## Records supplied
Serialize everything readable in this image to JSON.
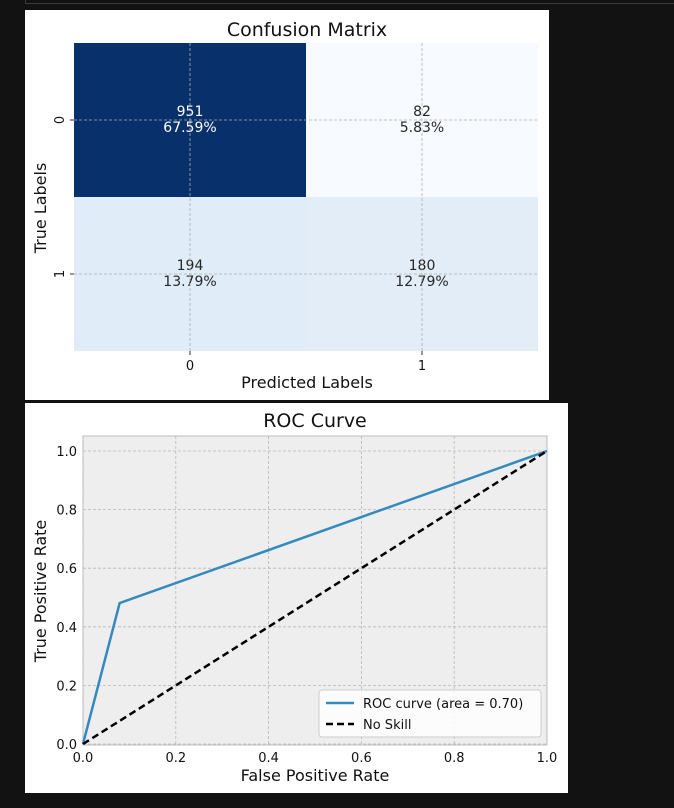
{
  "chart_data": [
    {
      "type": "heatmap",
      "title": "Confusion Matrix",
      "xlabel": "Predicted Labels",
      "ylabel": "True Labels",
      "x_ticks": [
        "0",
        "1"
      ],
      "y_ticks": [
        "0",
        "1"
      ],
      "cells": [
        [
          {
            "count": "951",
            "percent": "67.59%",
            "value": 951,
            "color": "#08306b",
            "text_color": "#ffffff"
          },
          {
            "count": "82",
            "percent": "5.83%",
            "value": 82,
            "color": "#f7fbff",
            "text_color": "#262626"
          }
        ],
        [
          {
            "count": "194",
            "percent": "13.79%",
            "value": 194,
            "color": "#e0ecf8",
            "text_color": "#262626"
          },
          {
            "count": "180",
            "percent": "12.79%",
            "value": 180,
            "color": "#e2edf8",
            "text_color": "#262626"
          }
        ]
      ],
      "colormap": "Blues",
      "grid": true
    },
    {
      "type": "line",
      "title": "ROC Curve",
      "xlabel": "False Positive Rate",
      "ylabel": "True Positive Rate",
      "xlim": [
        0.0,
        1.0
      ],
      "ylim": [
        0.0,
        1.0
      ],
      "x_ticks": [
        "0.0",
        "0.2",
        "0.4",
        "0.6",
        "0.8",
        "1.0"
      ],
      "y_ticks": [
        "0.0",
        "0.2",
        "0.4",
        "0.6",
        "0.8",
        "1.0"
      ],
      "grid": true,
      "legend_position": "lower-right",
      "series": [
        {
          "name": "ROC curve (area = 0.70)",
          "color": "#348abd",
          "style": "solid",
          "x": [
            0.0,
            0.079,
            1.0
          ],
          "y": [
            0.0,
            0.481,
            1.0
          ]
        },
        {
          "name": "No Skill",
          "color": "#000000",
          "style": "dashed",
          "x": [
            0.0,
            1.0
          ],
          "y": [
            0.0,
            1.0
          ]
        }
      ]
    }
  ]
}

## What is needed
Copy out all the records exactly, excluding pictures.

## Task response
Serialize everything readable in this image to JSON.
{
  "chart_data": [
    {
      "type": "heatmap",
      "title": "Confusion Matrix",
      "xlabel": "Predicted Labels",
      "ylabel": "True Labels",
      "x_ticks": [
        "0",
        "1"
      ],
      "y_ticks": [
        "0",
        "1"
      ],
      "cells": [
        [
          {
            "count": "951",
            "percent": "67.59%",
            "value": 951,
            "color": "#08306b",
            "text_color": "#ffffff"
          },
          {
            "count": "82",
            "percent": "5.83%",
            "value": 82,
            "color": "#f7fbff",
            "text_color": "#262626"
          }
        ],
        [
          {
            "count": "194",
            "percent": "13.79%",
            "value": 194,
            "color": "#e0ecf8",
            "text_color": "#262626"
          },
          {
            "count": "180",
            "percent": "12.79%",
            "value": 180,
            "color": "#e2edf8",
            "text_color": "#262626"
          }
        ]
      ],
      "colormap": "Blues",
      "grid": true
    },
    {
      "type": "line",
      "title": "ROC Curve",
      "xlabel": "False Positive Rate",
      "ylabel": "True Positive Rate",
      "xlim": [
        0.0,
        1.0
      ],
      "ylim": [
        0.0,
        1.0
      ],
      "x_ticks": [
        "0.0",
        "0.2",
        "0.4",
        "0.6",
        "0.8",
        "1.0"
      ],
      "y_ticks": [
        "0.0",
        "0.2",
        "0.4",
        "0.6",
        "0.8",
        "1.0"
      ],
      "grid": true,
      "legend_position": "lower-right",
      "series": [
        {
          "name": "ROC curve (area = 0.70)",
          "color": "#348abd",
          "style": "solid",
          "x": [
            0.0,
            0.079,
            1.0
          ],
          "y": [
            0.0,
            0.481,
            1.0
          ]
        },
        {
          "name": "No Skill",
          "color": "#000000",
          "style": "dashed",
          "x": [
            0.0,
            1.0
          ],
          "y": [
            0.0,
            1.0
          ]
        }
      ]
    }
  ]
}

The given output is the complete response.